TASK GOAL: Retype each entry below exactly as it stands.

──────── RECORDED DATA

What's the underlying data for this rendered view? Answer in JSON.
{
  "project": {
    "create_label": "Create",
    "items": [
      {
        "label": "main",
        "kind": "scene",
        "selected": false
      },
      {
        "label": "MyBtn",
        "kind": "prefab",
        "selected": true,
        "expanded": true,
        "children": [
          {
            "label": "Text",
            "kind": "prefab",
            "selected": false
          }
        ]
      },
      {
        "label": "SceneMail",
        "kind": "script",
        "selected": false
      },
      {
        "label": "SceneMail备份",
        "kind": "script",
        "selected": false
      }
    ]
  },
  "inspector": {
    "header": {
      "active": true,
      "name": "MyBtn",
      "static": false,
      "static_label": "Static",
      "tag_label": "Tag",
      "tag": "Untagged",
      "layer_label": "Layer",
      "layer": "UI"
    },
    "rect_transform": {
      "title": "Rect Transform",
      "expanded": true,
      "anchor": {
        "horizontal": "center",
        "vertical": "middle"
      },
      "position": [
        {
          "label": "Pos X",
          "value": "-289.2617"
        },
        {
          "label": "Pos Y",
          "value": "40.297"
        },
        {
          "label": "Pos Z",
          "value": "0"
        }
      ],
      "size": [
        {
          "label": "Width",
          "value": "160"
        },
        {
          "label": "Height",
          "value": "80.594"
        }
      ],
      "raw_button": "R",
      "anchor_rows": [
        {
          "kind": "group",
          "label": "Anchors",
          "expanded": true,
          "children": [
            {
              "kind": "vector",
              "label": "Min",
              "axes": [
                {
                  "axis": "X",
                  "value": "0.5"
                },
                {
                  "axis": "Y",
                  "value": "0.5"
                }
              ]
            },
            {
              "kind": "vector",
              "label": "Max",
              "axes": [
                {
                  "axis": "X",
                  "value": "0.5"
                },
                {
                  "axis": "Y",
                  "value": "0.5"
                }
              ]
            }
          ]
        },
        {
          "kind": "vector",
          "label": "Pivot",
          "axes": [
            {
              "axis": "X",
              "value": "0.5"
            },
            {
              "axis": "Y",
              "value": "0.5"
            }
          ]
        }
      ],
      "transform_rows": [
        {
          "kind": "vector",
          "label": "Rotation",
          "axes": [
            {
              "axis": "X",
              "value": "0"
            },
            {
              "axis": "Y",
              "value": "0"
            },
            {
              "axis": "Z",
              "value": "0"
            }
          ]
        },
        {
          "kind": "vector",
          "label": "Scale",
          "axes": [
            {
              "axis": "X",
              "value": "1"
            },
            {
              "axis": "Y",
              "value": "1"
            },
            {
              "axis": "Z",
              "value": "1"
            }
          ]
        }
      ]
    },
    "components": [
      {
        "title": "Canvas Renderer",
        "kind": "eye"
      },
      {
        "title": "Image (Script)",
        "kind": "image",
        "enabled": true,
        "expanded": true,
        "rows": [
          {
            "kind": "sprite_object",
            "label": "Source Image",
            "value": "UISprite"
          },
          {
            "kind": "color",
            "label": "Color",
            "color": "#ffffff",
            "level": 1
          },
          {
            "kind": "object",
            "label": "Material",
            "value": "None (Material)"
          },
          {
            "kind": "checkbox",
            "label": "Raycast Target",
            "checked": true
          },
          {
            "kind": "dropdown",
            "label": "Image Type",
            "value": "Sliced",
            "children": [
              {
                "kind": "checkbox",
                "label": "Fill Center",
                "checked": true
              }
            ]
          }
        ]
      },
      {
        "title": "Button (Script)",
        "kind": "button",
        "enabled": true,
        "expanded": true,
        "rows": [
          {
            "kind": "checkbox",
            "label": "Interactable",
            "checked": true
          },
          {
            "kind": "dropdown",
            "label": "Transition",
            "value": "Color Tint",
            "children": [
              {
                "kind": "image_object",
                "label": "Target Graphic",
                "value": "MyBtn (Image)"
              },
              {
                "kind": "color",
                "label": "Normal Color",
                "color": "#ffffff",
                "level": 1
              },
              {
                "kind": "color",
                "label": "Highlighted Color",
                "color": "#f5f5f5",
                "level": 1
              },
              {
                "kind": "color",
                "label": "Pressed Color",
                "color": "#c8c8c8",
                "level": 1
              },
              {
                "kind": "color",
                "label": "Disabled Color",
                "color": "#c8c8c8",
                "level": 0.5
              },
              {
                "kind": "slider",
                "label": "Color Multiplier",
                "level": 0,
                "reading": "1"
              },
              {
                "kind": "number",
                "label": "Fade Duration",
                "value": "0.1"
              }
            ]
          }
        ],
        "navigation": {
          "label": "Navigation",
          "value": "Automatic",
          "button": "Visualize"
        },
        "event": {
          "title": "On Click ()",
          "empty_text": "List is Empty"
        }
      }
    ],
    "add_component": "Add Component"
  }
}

────────────────

ANSWER IN FULL:
What's the underlying data for this rendered view? Answer in JSON.
{
  "project": {
    "create_label": "Create",
    "items": [
      {
        "label": "main",
        "kind": "scene",
        "selected": false
      },
      {
        "label": "MyBtn",
        "kind": "prefab",
        "selected": true,
        "expanded": true,
        "children": [
          {
            "label": "Text",
            "kind": "prefab",
            "selected": false
          }
        ]
      },
      {
        "label": "SceneMail",
        "kind": "script",
        "selected": false
      },
      {
        "label": "SceneMail备份",
        "kind": "script",
        "selected": false
      }
    ]
  },
  "inspector": {
    "header": {
      "active": true,
      "name": "MyBtn",
      "static": false,
      "static_label": "Static",
      "tag_label": "Tag",
      "tag": "Untagged",
      "layer_label": "Layer",
      "layer": "UI"
    },
    "rect_transform": {
      "title": "Rect Transform",
      "expanded": true,
      "anchor": {
        "horizontal": "center",
        "vertical": "middle"
      },
      "position": [
        {
          "label": "Pos X",
          "value": "-289.2617"
        },
        {
          "label": "Pos Y",
          "value": "40.297"
        },
        {
          "label": "Pos Z",
          "value": "0"
        }
      ],
      "size": [
        {
          "label": "Width",
          "value": "160"
        },
        {
          "label": "Height",
          "value": "80.594"
        }
      ],
      "raw_button": "R",
      "anchor_rows": [
        {
          "kind": "group",
          "label": "Anchors",
          "expanded": true,
          "children": [
            {
              "kind": "vector",
              "label": "Min",
              "axes": [
                {
                  "axis": "X",
                  "value": "0.5"
                },
                {
                  "axis": "Y",
                  "value": "0.5"
                }
              ]
            },
            {
              "kind": "vector",
              "label": "Max",
              "axes": [
                {
                  "axis": "X",
                  "value": "0.5"
                },
                {
                  "axis": "Y",
                  "value": "0.5"
                }
              ]
            }
          ]
        },
        {
          "kind": "vector",
          "label": "Pivot",
          "axes": [
            {
              "axis": "X",
              "value": "0.5"
            },
            {
              "axis": "Y",
              "value": "0.5"
            }
          ]
        }
      ],
      "transform_rows": [
        {
          "kind": "vector",
          "label": "Rotation",
          "axes": [
            {
              "axis": "X",
              "value": "0"
            },
            {
              "axis": "Y",
              "value": "0"
            },
            {
              "axis": "Z",
              "value": "0"
            }
          ]
        },
        {
          "kind": "vector",
          "label": "Scale",
          "axes": [
            {
              "axis": "X",
              "value": "1"
            },
            {
              "axis": "Y",
              "value": "1"
            },
            {
              "axis": "Z",
              "value": "1"
            }
          ]
        }
      ]
    },
    "components": [
      {
        "title": "Canvas Renderer",
        "kind": "eye"
      },
      {
        "title": "Image (Script)",
        "kind": "image",
        "enabled": true,
        "expanded": true,
        "rows": [
          {
            "kind": "sprite_object",
            "label": "Source Image",
            "value": "UISprite"
          },
          {
            "kind": "color",
            "label": "Color",
            "color": "#ffffff",
            "level": 1
          },
          {
            "kind": "object",
            "label": "Material",
            "value": "None (Material)"
          },
          {
            "kind": "checkbox",
            "label": "Raycast Target",
            "checked": true
          },
          {
            "kind": "dropdown",
            "label": "Image Type",
            "value": "Sliced",
            "children": [
              {
                "kind": "checkbox",
                "label": "Fill Center",
                "checked": true
              }
            ]
          }
        ]
      },
      {
        "title": "Button (Script)",
        "kind": "button",
        "enabled": true,
        "expanded": true,
        "rows": [
          {
            "kind": "checkbox",
            "label": "Interactable",
            "checked": true
          },
          {
            "kind": "dropdown",
            "label": "Transition",
            "value": "Color Tint",
            "children": [
              {
                "kind": "image_object",
                "label": "Target Graphic",
                "value": "MyBtn (Image)"
              },
              {
                "kind": "color",
                "label": "Normal Color",
                "color": "#ffffff",
                "level": 1
              },
              {
                "kind": "color",
                "label": "Highlighted Color",
                "color": "#f5f5f5",
                "level": 1
              },
              {
                "kind": "color",
                "label": "Pressed Color",
                "color": "#c8c8c8",
                "level": 1
              },
              {
                "kind": "color",
                "label": "Disabled Color",
                "color": "#c8c8c8",
                "level": 0.5
              },
              {
                "kind": "slider",
                "label": "Color Multiplier",
                "level": 0,
                "reading": "1"
              },
              {
                "kind": "number",
                "label": "Fade Duration",
                "value": "0.1"
              }
            ]
          }
        ],
        "navigation": {
          "label": "Navigation",
          "value": "Automatic",
          "button": "Visualize"
        },
        "event": {
          "title": "On Click ()",
          "empty_text": "List is Empty"
        }
      }
    ],
    "add_component": "Add Component"
  }
}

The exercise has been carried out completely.